- **SUPPLIED DATA**
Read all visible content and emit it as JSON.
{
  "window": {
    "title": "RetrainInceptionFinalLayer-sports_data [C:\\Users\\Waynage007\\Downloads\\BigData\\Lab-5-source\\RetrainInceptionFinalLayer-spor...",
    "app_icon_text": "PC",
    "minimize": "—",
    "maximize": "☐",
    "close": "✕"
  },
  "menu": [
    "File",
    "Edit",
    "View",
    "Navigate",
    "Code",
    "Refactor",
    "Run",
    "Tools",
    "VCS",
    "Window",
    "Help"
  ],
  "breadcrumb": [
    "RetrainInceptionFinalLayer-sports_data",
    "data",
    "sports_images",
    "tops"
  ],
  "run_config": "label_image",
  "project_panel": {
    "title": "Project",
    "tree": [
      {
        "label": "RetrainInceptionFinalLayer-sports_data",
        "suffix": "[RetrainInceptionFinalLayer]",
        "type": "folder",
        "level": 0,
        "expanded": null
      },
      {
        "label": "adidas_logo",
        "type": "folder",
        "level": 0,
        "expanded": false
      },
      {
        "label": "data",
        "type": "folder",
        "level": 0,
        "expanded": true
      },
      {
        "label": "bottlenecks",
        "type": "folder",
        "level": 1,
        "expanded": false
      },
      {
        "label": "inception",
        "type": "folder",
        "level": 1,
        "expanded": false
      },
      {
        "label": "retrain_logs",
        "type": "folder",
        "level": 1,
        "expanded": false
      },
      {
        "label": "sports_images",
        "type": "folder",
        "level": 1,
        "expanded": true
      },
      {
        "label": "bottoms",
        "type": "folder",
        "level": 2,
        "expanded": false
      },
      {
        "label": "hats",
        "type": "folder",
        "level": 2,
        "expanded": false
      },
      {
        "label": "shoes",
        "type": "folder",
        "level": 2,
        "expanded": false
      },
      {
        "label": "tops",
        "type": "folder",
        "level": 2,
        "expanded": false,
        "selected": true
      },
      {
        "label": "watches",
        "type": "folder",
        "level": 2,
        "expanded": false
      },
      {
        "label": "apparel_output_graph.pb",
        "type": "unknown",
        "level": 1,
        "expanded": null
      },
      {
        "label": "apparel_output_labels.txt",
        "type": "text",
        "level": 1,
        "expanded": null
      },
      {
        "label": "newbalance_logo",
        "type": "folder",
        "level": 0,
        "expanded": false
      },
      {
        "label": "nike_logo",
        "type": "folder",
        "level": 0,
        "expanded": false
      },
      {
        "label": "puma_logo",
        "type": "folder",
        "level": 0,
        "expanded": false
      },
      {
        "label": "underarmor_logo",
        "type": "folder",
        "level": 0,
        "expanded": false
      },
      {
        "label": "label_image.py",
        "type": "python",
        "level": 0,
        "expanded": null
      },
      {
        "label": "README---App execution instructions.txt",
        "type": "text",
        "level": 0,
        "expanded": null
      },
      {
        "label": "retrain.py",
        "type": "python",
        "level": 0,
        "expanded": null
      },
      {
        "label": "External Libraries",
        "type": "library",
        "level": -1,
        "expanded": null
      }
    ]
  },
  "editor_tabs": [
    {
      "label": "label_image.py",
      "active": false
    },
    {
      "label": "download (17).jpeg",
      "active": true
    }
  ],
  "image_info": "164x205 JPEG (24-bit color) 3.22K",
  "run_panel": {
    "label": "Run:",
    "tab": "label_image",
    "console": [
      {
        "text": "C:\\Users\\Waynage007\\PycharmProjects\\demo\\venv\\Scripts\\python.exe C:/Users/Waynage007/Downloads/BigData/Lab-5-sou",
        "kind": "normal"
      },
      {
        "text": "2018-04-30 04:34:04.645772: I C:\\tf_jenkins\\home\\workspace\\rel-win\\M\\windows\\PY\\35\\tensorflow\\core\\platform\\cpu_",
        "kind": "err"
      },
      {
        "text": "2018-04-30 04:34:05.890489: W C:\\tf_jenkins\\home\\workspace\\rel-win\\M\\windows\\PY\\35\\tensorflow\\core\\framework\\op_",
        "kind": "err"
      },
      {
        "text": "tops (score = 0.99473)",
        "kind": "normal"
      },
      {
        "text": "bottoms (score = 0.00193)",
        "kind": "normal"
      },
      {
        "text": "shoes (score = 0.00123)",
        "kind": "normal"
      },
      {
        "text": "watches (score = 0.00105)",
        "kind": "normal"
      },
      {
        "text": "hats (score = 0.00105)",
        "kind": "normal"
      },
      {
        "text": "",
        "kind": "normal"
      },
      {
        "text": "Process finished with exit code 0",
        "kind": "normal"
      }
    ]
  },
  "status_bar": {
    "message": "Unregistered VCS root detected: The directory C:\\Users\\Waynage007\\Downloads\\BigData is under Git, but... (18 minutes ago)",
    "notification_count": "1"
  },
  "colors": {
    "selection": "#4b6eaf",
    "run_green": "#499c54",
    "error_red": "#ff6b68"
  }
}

- **WRITTEN EXERCISE**
Pick out every line above that contains the word "BigData" and copy it.

- **FULL SOLUTION**
    "title": "RetrainInceptionFinalLayer-sports_data [C:\\Users\\Waynage007\\Downloads\\BigData\\Lab-5-source\\RetrainInceptionFinalLayer-spor...",
        "text": "C:\\Users\\Waynage007\\PycharmProjects\\demo\\venv\\Scripts\\python.exe C:/Users/Waynage007/Downloads/BigData/Lab-5-sou",
    "message": "Unregistered VCS root detected: The directory C:\\Users\\Waynage007\\Downloads\\BigData is under Git, but... (18 minutes ago)",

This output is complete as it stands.